→ **Estratto**:
####

Le maschere tragiche, comiche, grottesche indubbiamente costituiscono il filo conduttore di questa riuscita “immersione” nel teatro antico: esse rappresentano “caratteri” scenici di lunga durata, non così diversi da personaggi del teatro moderno, quali il vecchio misantropo, il giovane seduttore, il servo scaltro e altri ancora. Dopo aver attraversato l’antico, il percorso si apre alla contemporaneità nell’ultima sezione, intitolata “Attualità del classico”, grazie a una selezione di locandine storiche di spettacoli realizzati al teatro greco di Siracusa, montaggi video di messe in scena contemporanee e altre testimonianze materiali e fotografiche, riferite in particolare all’esperienza del Vantone di Pasolini, ispirato al Miles gloriosus di Plauto.

####

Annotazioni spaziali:

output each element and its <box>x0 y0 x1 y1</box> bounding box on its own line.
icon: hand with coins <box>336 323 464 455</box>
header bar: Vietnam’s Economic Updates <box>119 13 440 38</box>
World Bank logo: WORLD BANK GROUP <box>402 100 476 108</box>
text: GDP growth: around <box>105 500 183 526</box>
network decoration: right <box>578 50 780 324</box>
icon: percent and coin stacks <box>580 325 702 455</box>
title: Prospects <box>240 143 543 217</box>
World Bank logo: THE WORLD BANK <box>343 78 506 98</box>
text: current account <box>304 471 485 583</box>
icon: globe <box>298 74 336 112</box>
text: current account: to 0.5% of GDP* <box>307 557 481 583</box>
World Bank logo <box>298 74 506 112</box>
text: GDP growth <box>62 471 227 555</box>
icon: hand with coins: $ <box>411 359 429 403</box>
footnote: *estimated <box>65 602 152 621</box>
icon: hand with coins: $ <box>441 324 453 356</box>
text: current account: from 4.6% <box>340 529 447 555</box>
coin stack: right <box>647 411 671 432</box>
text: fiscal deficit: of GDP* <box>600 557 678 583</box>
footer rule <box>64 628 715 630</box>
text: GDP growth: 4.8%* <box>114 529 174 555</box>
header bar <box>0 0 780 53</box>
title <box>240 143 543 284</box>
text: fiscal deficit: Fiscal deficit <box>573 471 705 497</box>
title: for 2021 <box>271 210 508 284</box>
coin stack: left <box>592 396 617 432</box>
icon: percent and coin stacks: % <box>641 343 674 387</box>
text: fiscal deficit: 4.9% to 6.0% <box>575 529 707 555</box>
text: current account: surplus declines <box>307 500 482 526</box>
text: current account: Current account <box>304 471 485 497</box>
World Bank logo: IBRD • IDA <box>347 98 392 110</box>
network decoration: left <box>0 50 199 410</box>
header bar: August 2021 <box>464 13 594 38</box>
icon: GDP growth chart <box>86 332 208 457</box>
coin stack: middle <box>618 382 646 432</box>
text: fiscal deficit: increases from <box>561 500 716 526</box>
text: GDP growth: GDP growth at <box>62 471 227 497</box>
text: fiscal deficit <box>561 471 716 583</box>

####

→ **Compiti da svolgere**:
1: Selezioni tutte le righe delle voci in cui compare la parola "left".
2: Scriva il seguito del brano sulle maschere del teatro antico, riprendendo subito dopo la sua ultima frase.
Il brano e le voci sono del tutto indipendenti l'uno dalle altre.

→ **Risposte ai compiti**:
1:
coin stack: left <box>592 396 617 432</box>
network decoration: left <box>0 50 199 410</box>

2:
L’allestimento della mostra, di grande effetto scenografico, si rivolge a un pubblico ampio e diversificato con audiodescrizioni scaricabili online, video LIS, disegni a rilievo e riproduzioni tattili. Per tutto il periodo di apertura dell’esposizione, inoltre, è previsto un servizio di visite tattili e altre con interprete LIS gratuite.
Nica FIORI Roma 9 Giugno 2024
“Teatro. Autori, attori e pubblico nell’antica Roma”
Museo dell’Ara Pacis, via di Ripetta, 180 – Roma
21 maggio – 3 novembre 2024
Orario: tutti i giorni ore 9,30 – 19,30 (ultimo ingresso alle 18,30)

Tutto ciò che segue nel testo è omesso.